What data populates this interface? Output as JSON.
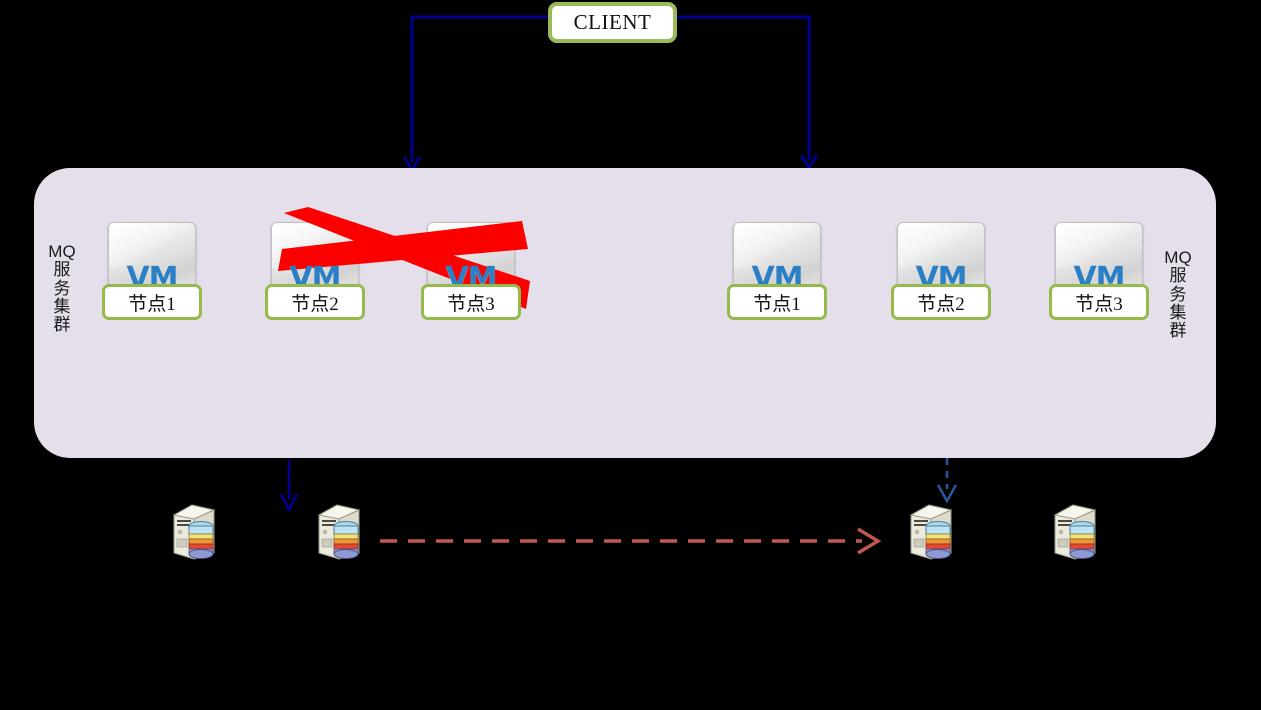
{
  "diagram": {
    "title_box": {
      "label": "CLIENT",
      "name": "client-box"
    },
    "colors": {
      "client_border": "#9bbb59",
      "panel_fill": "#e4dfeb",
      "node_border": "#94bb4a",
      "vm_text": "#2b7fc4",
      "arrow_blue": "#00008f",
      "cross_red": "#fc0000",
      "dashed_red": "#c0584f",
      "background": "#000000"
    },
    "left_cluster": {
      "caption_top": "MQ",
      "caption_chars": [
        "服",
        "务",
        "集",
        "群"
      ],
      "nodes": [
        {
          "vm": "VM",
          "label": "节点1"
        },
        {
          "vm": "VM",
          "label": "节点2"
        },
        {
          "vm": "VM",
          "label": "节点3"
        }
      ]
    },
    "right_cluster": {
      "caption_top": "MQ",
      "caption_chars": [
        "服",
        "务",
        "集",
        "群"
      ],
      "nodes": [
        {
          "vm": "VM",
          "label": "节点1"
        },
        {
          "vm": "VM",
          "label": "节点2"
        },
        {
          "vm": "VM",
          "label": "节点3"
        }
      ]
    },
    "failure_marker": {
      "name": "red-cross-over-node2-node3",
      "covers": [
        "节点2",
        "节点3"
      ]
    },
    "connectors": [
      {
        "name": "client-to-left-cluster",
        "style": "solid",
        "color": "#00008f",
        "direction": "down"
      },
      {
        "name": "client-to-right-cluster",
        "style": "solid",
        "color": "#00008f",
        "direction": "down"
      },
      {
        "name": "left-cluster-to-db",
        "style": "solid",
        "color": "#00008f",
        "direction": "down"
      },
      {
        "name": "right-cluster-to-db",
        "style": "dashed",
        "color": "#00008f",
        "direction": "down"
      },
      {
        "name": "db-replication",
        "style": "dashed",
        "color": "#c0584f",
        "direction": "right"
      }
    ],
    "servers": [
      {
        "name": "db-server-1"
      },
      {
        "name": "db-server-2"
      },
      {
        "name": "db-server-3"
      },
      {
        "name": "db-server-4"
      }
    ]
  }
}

──────────

## TASK REQUIREMENTS
Your task is to reproduce all of the material exactly. The pictures stay out.

## EXERCISE ANSWER
What data populates this interface? Output as JSON.
{
  "diagram": {
    "title_box": {
      "label": "CLIENT",
      "name": "client-box"
    },
    "colors": {
      "client_border": "#9bbb59",
      "panel_fill": "#e4dfeb",
      "node_border": "#94bb4a",
      "vm_text": "#2b7fc4",
      "arrow_blue": "#00008f",
      "cross_red": "#fc0000",
      "dashed_red": "#c0584f",
      "background": "#000000"
    },
    "left_cluster": {
      "caption_top": "MQ",
      "caption_chars": [
        "服",
        "务",
        "集",
        "群"
      ],
      "nodes": [
        {
          "vm": "VM",
          "label": "节点1"
        },
        {
          "vm": "VM",
          "label": "节点2"
        },
        {
          "vm": "VM",
          "label": "节点3"
        }
      ]
    },
    "right_cluster": {
      "caption_top": "MQ",
      "caption_chars": [
        "服",
        "务",
        "集",
        "群"
      ],
      "nodes": [
        {
          "vm": "VM",
          "label": "节点1"
        },
        {
          "vm": "VM",
          "label": "节点2"
        },
        {
          "vm": "VM",
          "label": "节点3"
        }
      ]
    },
    "failure_marker": {
      "name": "red-cross-over-node2-node3",
      "covers": [
        "节点2",
        "节点3"
      ]
    },
    "connectors": [
      {
        "name": "client-to-left-cluster",
        "style": "solid",
        "color": "#00008f",
        "direction": "down"
      },
      {
        "name": "client-to-right-cluster",
        "style": "solid",
        "color": "#00008f",
        "direction": "down"
      },
      {
        "name": "left-cluster-to-db",
        "style": "solid",
        "color": "#00008f",
        "direction": "down"
      },
      {
        "name": "right-cluster-to-db",
        "style": "dashed",
        "color": "#00008f",
        "direction": "down"
      },
      {
        "name": "db-replication",
        "style": "dashed",
        "color": "#c0584f",
        "direction": "right"
      }
    ],
    "servers": [
      {
        "name": "db-server-1"
      },
      {
        "name": "db-server-2"
      },
      {
        "name": "db-server-3"
      },
      {
        "name": "db-server-4"
      }
    ]
  }
}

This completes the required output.